[Data extracted from a collection]
* start *

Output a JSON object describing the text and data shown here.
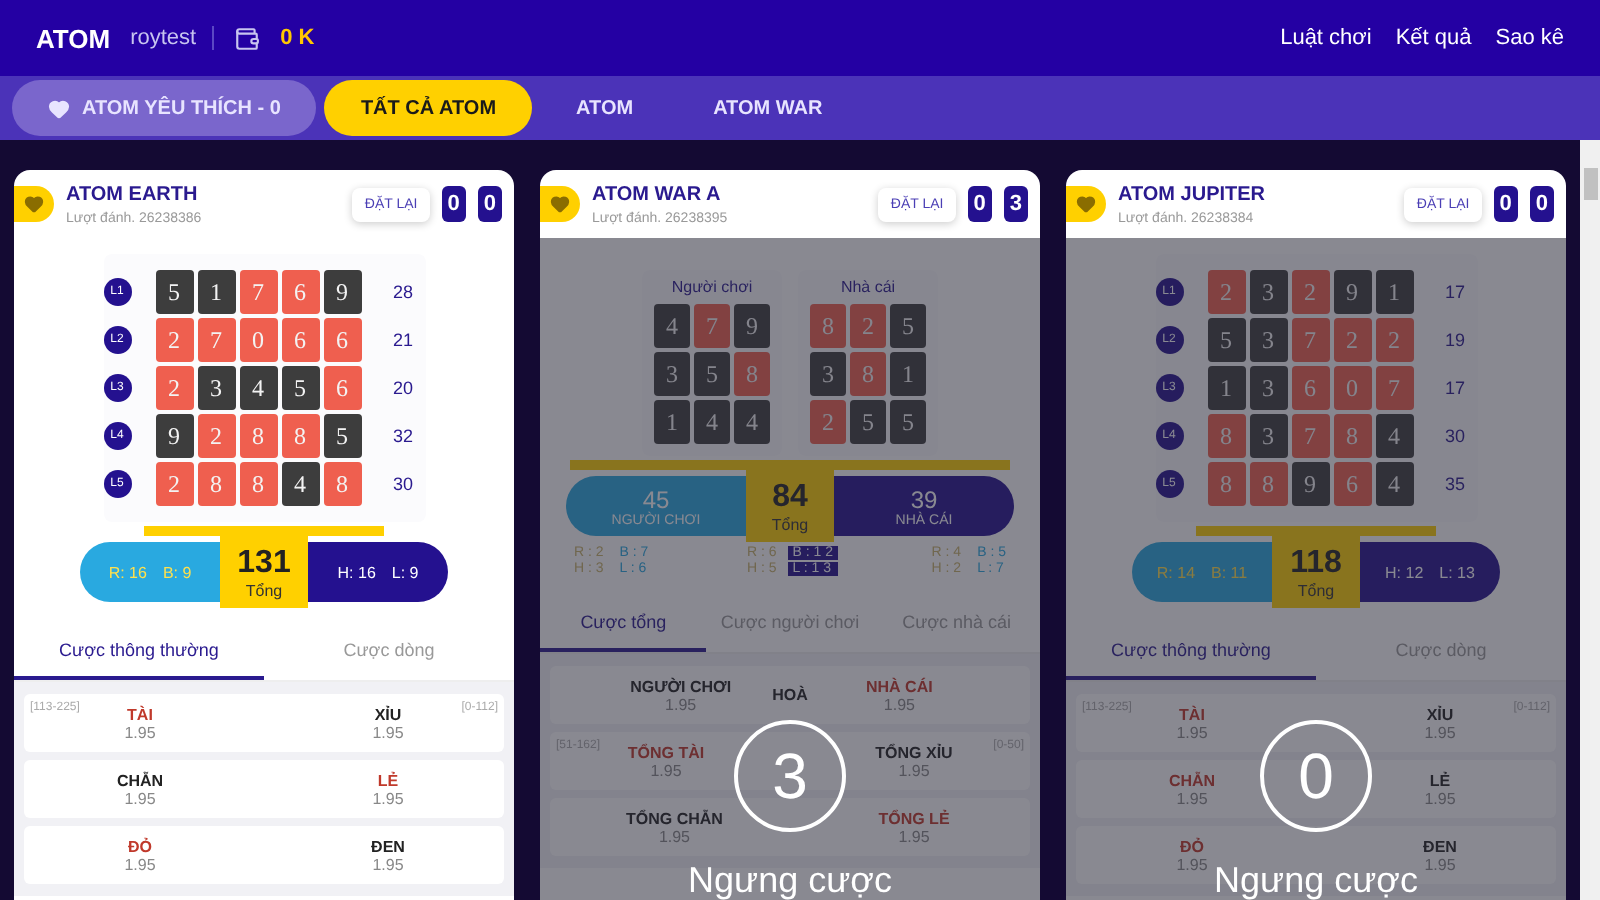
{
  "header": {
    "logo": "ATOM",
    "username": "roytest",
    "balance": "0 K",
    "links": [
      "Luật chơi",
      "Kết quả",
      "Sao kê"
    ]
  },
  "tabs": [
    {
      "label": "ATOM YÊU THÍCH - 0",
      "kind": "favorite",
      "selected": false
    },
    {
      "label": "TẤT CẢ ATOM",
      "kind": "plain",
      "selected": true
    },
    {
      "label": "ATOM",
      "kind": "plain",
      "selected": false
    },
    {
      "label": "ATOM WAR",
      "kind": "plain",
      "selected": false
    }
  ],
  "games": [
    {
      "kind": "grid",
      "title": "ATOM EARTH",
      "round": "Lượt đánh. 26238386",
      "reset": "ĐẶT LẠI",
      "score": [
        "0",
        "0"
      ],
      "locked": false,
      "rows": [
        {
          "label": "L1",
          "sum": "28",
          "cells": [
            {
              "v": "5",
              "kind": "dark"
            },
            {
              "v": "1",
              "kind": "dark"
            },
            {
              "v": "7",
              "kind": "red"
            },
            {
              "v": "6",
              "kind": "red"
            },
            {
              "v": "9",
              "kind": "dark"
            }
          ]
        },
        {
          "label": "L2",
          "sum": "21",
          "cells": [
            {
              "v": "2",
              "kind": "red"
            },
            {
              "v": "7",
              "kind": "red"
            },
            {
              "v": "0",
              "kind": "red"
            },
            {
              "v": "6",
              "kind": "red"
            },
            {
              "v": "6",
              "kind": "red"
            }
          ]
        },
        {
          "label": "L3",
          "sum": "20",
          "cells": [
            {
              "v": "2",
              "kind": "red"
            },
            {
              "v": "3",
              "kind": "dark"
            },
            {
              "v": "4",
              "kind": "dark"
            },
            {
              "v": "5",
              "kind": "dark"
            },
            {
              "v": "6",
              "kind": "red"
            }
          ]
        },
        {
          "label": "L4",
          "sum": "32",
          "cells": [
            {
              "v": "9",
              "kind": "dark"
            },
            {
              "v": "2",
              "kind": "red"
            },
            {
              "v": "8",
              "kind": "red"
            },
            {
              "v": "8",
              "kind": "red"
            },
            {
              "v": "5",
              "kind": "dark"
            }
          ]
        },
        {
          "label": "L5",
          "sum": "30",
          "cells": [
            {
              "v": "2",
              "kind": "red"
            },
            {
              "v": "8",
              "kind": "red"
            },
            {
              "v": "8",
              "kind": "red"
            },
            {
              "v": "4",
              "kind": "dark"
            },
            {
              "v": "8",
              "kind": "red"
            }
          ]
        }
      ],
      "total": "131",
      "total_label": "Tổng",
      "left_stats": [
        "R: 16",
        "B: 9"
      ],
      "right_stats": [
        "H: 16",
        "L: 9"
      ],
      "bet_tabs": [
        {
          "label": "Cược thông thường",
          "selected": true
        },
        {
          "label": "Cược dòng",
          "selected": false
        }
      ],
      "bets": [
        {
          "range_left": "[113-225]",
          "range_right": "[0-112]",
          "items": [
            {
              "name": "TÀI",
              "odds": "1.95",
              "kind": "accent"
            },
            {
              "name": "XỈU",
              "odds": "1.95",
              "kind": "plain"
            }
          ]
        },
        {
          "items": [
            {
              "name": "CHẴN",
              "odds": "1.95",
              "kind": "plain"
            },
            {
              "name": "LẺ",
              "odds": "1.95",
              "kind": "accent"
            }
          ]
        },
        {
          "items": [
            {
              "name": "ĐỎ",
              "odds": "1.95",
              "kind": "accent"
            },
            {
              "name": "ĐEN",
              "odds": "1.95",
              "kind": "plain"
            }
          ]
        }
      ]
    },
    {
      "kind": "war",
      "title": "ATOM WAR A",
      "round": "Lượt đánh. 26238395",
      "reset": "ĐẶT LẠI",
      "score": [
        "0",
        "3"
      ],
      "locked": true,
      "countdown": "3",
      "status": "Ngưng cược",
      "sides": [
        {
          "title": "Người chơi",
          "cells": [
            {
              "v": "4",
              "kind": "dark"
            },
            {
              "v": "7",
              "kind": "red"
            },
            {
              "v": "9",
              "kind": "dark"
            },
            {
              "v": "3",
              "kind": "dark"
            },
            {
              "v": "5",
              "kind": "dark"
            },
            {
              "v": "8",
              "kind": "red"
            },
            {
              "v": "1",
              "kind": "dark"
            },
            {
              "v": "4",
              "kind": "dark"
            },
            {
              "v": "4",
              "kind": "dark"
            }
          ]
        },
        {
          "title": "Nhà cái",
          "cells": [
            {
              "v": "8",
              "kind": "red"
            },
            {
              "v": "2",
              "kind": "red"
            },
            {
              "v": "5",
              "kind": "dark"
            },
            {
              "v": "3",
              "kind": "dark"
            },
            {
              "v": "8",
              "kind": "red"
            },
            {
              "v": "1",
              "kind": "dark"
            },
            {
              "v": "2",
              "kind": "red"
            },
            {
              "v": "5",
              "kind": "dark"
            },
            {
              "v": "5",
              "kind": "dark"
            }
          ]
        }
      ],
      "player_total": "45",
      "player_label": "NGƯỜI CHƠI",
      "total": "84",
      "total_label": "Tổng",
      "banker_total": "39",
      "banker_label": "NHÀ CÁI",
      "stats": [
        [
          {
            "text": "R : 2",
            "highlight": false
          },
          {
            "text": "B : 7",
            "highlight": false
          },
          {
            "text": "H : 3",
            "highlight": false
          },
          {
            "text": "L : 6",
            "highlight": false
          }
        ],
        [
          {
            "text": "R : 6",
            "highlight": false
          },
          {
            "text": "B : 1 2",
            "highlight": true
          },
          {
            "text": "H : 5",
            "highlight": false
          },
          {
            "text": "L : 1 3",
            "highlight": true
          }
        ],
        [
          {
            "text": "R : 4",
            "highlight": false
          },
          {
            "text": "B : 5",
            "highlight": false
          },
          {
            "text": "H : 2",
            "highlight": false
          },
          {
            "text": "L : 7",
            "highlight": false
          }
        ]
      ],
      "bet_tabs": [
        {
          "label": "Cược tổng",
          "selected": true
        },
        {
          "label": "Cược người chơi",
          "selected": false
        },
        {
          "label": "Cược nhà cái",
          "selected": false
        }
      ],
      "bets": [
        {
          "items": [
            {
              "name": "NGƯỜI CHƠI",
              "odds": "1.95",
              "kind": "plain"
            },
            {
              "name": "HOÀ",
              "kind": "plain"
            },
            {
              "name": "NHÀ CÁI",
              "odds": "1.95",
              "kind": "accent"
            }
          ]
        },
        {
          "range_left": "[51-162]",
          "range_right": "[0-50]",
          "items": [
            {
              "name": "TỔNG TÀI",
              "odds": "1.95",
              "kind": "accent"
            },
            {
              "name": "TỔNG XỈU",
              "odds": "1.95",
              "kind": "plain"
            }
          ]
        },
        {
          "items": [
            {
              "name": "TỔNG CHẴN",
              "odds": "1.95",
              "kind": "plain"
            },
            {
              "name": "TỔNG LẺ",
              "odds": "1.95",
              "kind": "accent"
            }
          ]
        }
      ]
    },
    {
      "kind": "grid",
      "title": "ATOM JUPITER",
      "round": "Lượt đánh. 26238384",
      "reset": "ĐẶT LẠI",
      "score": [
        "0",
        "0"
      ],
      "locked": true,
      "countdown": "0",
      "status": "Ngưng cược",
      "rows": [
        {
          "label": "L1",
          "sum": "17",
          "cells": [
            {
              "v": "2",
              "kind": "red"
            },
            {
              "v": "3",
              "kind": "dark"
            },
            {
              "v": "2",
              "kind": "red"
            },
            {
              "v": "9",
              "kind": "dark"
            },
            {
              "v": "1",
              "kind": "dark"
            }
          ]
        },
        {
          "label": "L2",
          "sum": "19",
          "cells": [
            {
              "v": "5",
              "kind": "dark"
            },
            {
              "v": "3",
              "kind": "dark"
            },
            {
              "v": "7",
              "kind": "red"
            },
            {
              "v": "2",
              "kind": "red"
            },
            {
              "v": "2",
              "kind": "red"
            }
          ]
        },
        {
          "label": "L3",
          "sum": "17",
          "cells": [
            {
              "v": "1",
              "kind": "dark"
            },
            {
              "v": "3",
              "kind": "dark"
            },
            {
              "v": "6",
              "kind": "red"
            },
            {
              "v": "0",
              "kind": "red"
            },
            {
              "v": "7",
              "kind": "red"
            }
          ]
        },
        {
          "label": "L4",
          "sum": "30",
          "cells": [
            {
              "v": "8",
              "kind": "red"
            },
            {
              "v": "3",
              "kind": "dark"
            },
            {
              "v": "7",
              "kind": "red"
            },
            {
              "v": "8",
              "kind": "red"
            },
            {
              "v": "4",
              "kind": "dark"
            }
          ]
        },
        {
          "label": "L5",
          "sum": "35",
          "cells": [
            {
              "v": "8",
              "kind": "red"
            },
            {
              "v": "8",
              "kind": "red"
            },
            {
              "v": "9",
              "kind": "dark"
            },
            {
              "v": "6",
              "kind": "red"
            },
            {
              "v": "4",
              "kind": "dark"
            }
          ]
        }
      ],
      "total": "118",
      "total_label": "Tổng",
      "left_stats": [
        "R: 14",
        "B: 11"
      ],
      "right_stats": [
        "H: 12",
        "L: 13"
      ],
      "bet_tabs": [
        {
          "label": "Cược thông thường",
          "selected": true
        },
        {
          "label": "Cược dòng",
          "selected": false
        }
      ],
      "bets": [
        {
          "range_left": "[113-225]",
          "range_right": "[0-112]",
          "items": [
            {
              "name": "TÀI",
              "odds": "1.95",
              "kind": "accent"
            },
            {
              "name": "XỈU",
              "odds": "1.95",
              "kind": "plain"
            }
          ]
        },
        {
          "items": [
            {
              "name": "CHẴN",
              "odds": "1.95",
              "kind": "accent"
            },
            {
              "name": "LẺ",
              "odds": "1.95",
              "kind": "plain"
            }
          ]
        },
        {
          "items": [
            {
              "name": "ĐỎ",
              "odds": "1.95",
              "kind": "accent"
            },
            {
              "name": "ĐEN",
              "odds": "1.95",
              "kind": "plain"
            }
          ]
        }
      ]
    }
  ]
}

* end *

Stated exercise: What is the number of lines holding the word "Lượt"? State it alone.

Reply to the exercise: 3